_Exercise task_
For every line in the records that has the word "name", make a copy.

>> BEGIN Material for this task

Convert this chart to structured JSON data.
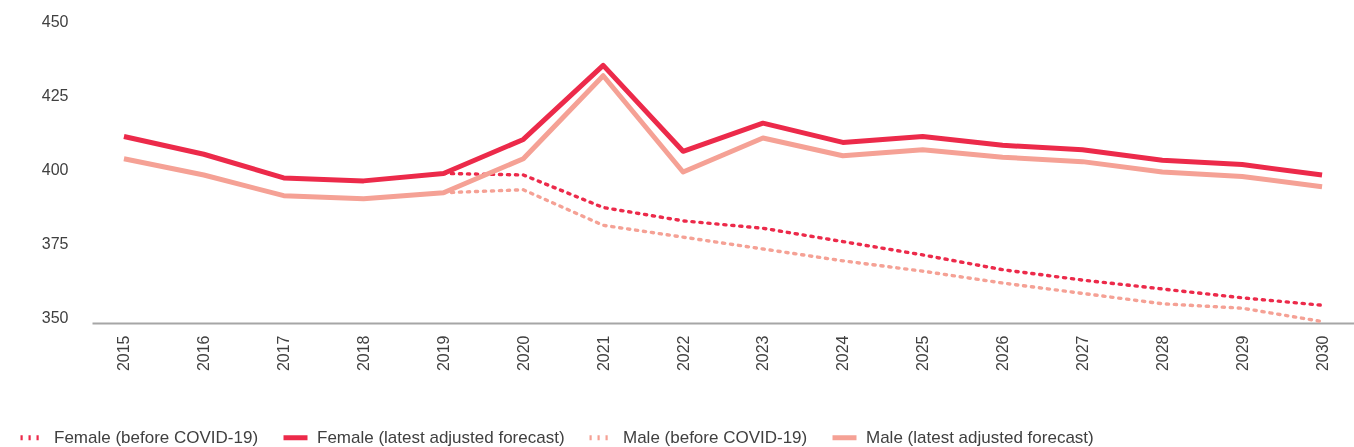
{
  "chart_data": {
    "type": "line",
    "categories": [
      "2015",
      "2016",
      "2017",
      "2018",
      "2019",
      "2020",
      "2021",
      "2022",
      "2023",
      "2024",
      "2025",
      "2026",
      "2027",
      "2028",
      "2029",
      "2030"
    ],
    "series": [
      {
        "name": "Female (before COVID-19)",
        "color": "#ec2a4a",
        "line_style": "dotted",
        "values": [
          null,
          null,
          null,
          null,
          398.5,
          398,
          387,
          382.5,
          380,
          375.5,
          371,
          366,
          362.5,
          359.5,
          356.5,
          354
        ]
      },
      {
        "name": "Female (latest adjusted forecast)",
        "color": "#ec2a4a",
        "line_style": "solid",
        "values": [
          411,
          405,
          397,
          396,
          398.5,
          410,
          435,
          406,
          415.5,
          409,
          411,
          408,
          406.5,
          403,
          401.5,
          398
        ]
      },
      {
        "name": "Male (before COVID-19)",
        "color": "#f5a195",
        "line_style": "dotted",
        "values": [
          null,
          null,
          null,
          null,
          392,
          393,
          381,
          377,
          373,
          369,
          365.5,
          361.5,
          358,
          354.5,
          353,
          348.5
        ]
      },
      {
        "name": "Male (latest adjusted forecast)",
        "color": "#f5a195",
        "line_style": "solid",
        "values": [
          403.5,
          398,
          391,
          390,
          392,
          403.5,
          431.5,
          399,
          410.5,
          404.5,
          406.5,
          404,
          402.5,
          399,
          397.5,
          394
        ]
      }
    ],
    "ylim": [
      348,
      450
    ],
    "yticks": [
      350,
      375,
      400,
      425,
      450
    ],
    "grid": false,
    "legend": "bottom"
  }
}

>> END Material for this task

_Answer to the problem_
        "name": "Female (before COVID-19)",
        "name": "Female (latest adjusted forecast)",
        "name": "Male (before COVID-19)",
        "name": "Male (latest adjusted forecast)",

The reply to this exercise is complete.